Short exercise
Scan the data for "this" and copy the lines it appears in.

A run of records
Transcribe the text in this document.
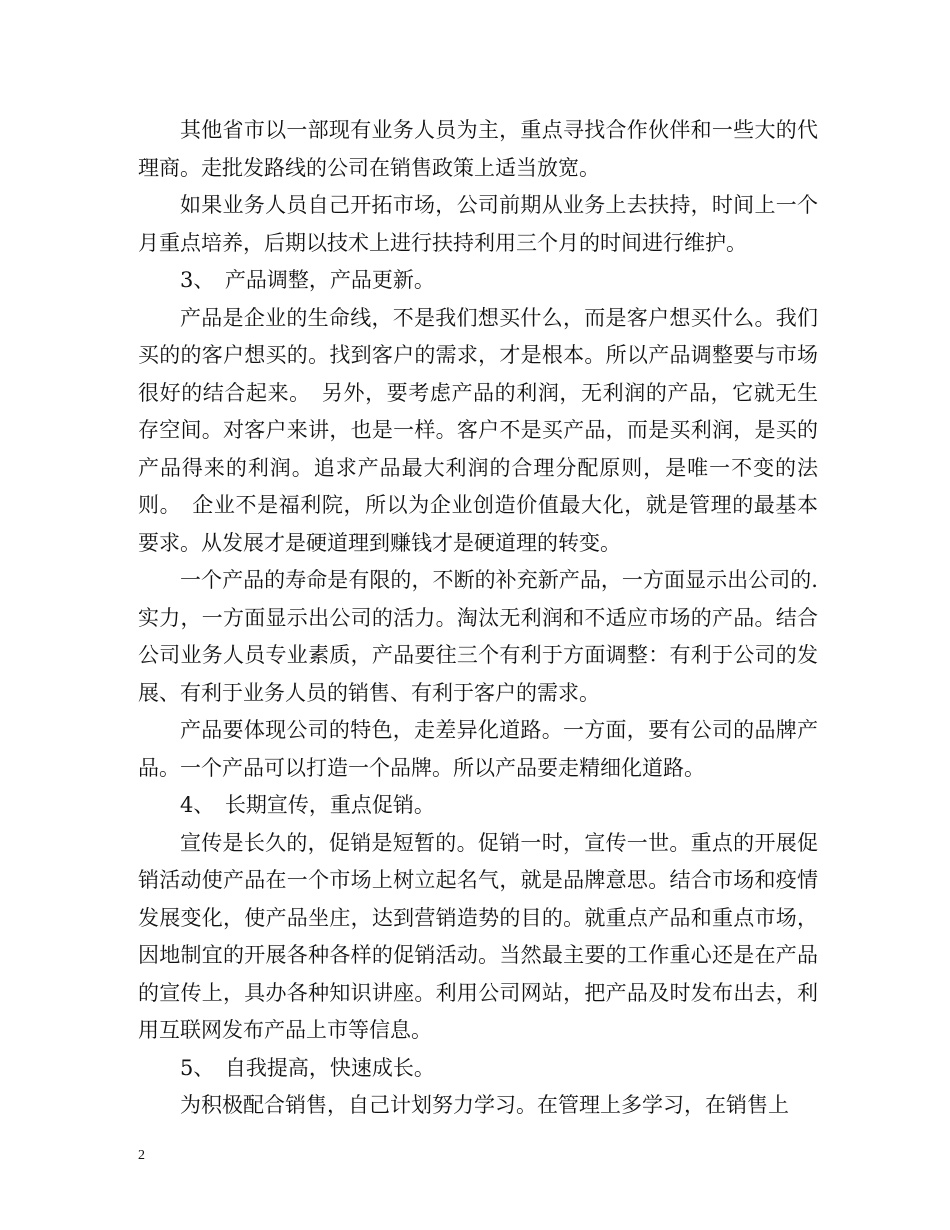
其他省市以一部现有业务人员为主，重点寻找合作伙伴和一些大的代理商。走批发路线的公司在销售政策上适当放宽。

如果业务人员自己开拓市场，公司前期从业务上去扶持，时间上一个月重点培养，后期以技术上进行扶持利用三个月的时间进行维护。

3、　产品调整，产品更新。

产品是企业的生命线，不是我们想买什么，而是客户想买什么。我们买的的客户想买的。找到客户的需求，才是根本。所以产品调整要与市场很好的结合起来。　另外，要考虑产品的利润，无利润的产品，它就无生存空间。对客户来讲，也是一样。客户不是买产品，而是买利润，是买的产品得来的利润。追求产品最大利润的合理分配原则，是唯一不变的法则。　企业不是福利院，所以为企业创造价值最大化，就是管理的最基本要求。从发展才是硬道理到赚钱才是硬道理的转变。

一个产品的寿命是有限的，不断的补充新产品，一方面显示出公司的.实力，一方面显示出公司的活力。淘汰无利润和不适应市场的产品。结合公司业务人员专业素质，产品要往三个有利于方面调整：有利于公司的发展、有利于业务人员的销售、有利于客户的需求。

产品要体现公司的特色，走差异化道路。一方面，要有公司的品牌产品。一个产品可以打造一个品牌。所以产品要走精细化道路。

4、　长期宣传，重点促销。

宣传是长久的，促销是短暂的。促销一时，宣传一世。重点的开展促销活动使产品在一个市场上树立起名气，就是品牌意思。结合市场和疫情发展变化，使产品坐庄，达到营销造势的目的。就重点产品和重点市场，因地制宜的开展各种各样的促销活动。当然最主要的工作重心还是在产品的宣传上，具办各种知识讲座。利用公司网站，把产品及时发布出去，利用互联网发布产品上市等信息。

5、　自我提高，快速成长。

为积极配合销售，自己计划努力学习。在管理上多学习，在销售上

2
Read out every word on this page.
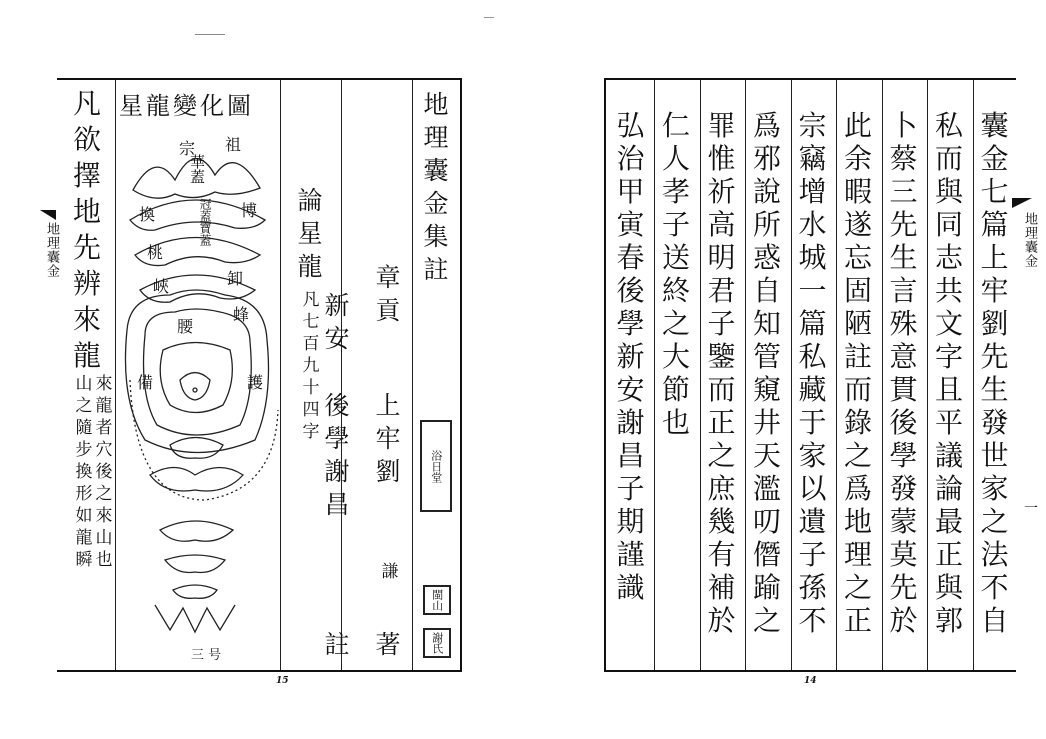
凡
欲
擇
地
先
辨
來
龍
山
之
隨
步
換
形
如
龍
瞬
來
龍
者
穴
後
之
來
山
也
星龍變化圖
祖
宗
華蓋
冠蓋寶蓋
換	博
桃
峽	卸
腰
蜂
備	護
三 号
論
星
龍
凡
七
百
九
十
四
字
新
安
後
學
謝
昌
註
章
貢
上
牢
劉
謙
著
地
理
囊
金
集
註
浴日堂
閩山
謝氏
地理囊金
15
囊
金
七
篇
上
牢
劉
先
生
發
世
家
之
法
不
自
私
而
與
同
志
共
文
字
且
平
議
論
最
正
與
郭
卜
蔡
三
先
生
言
殊
意
貫
後
學
發
蒙
莫
先
於
此
余
暇
遂
忘
固
陋
註
而
錄
之
爲
地
理
之
正
宗
竊
增
水
城
一
篇
私
藏
于
家
以
遺
子
孫
不
爲
邪
說
所
惑
自
知
管
窺
井
天
濫
叨
僭
踰
之
罪
惟
祈
高
明
君
子
鑒
而
正
之
庶
幾
有
補
於
仁
人
孝
子
送
終
之
大
節
也
弘
治
甲
寅
春
後
學
新
安
謝
昌
子
期
謹
識
地理囊金
一
14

Full answer
Transcribe the text in this document.
Read out every word on this page.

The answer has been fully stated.